## SOURCE RECORDS

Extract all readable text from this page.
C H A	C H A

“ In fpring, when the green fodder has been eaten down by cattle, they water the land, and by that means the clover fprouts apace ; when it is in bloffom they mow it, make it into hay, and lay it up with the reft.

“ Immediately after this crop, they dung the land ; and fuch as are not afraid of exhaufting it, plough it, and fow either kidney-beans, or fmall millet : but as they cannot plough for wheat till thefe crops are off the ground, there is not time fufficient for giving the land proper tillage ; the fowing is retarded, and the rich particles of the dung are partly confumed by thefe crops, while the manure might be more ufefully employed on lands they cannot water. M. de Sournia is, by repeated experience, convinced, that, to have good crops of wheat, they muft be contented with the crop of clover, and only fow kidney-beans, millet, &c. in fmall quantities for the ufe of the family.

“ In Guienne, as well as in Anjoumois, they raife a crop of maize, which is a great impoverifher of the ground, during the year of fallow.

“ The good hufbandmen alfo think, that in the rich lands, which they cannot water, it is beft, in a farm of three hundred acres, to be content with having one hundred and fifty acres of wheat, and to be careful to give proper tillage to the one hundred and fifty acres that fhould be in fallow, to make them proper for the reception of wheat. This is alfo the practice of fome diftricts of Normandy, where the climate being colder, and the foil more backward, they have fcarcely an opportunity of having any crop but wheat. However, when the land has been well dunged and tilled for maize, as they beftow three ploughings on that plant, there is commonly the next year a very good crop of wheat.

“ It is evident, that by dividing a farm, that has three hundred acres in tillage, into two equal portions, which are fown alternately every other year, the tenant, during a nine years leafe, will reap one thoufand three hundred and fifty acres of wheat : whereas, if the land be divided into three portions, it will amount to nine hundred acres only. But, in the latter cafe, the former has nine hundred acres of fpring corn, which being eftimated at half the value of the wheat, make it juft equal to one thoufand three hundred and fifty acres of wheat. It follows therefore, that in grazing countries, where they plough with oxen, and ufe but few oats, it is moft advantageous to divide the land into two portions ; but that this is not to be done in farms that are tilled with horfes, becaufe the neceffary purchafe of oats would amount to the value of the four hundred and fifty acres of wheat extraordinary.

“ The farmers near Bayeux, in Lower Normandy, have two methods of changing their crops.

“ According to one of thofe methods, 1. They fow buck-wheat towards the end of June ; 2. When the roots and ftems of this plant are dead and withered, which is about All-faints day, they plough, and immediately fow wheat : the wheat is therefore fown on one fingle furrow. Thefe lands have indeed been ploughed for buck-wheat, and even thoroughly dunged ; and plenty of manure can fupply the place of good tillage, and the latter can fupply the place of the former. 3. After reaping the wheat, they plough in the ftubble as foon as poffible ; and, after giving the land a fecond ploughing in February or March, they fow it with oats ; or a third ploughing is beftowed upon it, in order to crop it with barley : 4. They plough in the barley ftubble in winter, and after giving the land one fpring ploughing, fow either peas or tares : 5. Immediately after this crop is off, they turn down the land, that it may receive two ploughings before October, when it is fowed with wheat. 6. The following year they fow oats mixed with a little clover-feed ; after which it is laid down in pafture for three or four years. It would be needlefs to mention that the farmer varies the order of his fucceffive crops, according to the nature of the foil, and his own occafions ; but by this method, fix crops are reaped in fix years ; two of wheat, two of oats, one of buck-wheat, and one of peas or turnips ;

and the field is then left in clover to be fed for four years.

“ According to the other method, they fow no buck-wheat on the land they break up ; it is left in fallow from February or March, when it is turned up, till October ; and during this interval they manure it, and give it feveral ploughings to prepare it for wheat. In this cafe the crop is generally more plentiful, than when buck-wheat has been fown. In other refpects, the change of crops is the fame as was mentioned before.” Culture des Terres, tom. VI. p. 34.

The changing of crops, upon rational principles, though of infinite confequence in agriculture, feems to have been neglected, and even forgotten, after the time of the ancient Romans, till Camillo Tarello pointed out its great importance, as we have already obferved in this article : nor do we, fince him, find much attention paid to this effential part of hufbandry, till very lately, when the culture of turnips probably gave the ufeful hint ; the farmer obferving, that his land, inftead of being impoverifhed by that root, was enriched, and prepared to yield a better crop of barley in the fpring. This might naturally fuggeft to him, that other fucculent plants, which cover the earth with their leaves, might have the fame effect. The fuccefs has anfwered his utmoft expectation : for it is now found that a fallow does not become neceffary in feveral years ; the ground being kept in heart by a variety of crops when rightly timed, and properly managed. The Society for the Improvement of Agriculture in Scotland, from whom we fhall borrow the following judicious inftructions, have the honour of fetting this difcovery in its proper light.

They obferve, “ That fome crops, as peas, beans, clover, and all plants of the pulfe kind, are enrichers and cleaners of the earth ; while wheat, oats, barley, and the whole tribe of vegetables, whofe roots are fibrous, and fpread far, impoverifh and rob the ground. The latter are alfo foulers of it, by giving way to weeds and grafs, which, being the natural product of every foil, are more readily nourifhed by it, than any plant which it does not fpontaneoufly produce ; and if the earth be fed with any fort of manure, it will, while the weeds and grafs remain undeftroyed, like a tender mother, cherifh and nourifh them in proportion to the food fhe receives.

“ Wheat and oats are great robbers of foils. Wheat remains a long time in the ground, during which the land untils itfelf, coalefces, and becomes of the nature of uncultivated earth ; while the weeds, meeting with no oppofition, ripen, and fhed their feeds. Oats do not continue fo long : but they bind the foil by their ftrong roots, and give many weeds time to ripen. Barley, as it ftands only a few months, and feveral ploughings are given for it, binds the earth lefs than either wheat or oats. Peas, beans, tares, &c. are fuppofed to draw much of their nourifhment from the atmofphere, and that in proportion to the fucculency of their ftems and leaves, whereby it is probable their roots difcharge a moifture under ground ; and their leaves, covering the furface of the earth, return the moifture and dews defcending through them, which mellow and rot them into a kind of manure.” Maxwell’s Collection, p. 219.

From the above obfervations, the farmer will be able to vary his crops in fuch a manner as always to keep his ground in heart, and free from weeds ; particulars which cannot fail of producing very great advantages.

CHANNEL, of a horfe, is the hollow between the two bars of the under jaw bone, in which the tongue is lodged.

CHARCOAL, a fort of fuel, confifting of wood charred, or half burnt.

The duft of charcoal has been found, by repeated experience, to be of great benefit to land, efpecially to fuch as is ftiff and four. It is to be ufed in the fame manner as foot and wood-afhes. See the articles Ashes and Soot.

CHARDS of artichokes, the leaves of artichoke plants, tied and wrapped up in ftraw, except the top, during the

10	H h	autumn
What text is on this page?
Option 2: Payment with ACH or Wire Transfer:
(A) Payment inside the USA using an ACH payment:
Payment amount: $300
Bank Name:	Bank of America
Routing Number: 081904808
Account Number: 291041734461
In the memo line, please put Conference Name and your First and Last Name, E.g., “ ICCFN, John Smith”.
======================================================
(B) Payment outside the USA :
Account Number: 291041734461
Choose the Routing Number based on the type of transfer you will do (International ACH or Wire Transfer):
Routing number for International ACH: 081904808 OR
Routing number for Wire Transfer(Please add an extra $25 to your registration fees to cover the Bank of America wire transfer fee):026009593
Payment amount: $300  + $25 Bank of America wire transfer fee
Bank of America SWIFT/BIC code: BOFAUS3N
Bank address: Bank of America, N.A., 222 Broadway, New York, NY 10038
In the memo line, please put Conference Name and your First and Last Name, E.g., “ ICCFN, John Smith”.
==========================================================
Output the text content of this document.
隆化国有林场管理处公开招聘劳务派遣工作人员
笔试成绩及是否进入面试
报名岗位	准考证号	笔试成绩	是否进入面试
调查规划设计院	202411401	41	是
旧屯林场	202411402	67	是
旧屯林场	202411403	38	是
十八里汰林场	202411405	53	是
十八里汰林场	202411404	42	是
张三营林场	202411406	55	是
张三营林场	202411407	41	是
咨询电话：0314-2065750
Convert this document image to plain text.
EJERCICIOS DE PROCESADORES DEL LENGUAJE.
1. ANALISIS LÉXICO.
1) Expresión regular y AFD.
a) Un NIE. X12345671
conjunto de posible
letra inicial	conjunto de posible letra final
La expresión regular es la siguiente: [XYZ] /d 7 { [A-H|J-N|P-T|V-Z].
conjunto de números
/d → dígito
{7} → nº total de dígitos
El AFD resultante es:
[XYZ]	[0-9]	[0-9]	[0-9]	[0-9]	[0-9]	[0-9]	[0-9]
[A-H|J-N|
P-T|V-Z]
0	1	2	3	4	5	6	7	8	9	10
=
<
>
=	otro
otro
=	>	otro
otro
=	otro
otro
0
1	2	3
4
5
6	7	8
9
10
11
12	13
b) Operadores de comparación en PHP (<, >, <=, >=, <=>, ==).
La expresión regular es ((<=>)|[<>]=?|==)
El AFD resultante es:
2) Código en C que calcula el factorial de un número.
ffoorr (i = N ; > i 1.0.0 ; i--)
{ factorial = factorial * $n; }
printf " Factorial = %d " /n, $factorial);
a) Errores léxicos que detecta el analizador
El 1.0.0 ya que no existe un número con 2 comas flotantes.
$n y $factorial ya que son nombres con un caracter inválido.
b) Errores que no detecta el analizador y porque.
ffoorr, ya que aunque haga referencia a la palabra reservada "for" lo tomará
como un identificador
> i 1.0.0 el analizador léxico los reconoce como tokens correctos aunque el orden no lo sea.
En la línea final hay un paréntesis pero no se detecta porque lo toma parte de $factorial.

## EXERCISE PROMPT
Reply with nothing but the number of lines in the data above that contain "十八里汰林场".

## FULL RESPONSE
2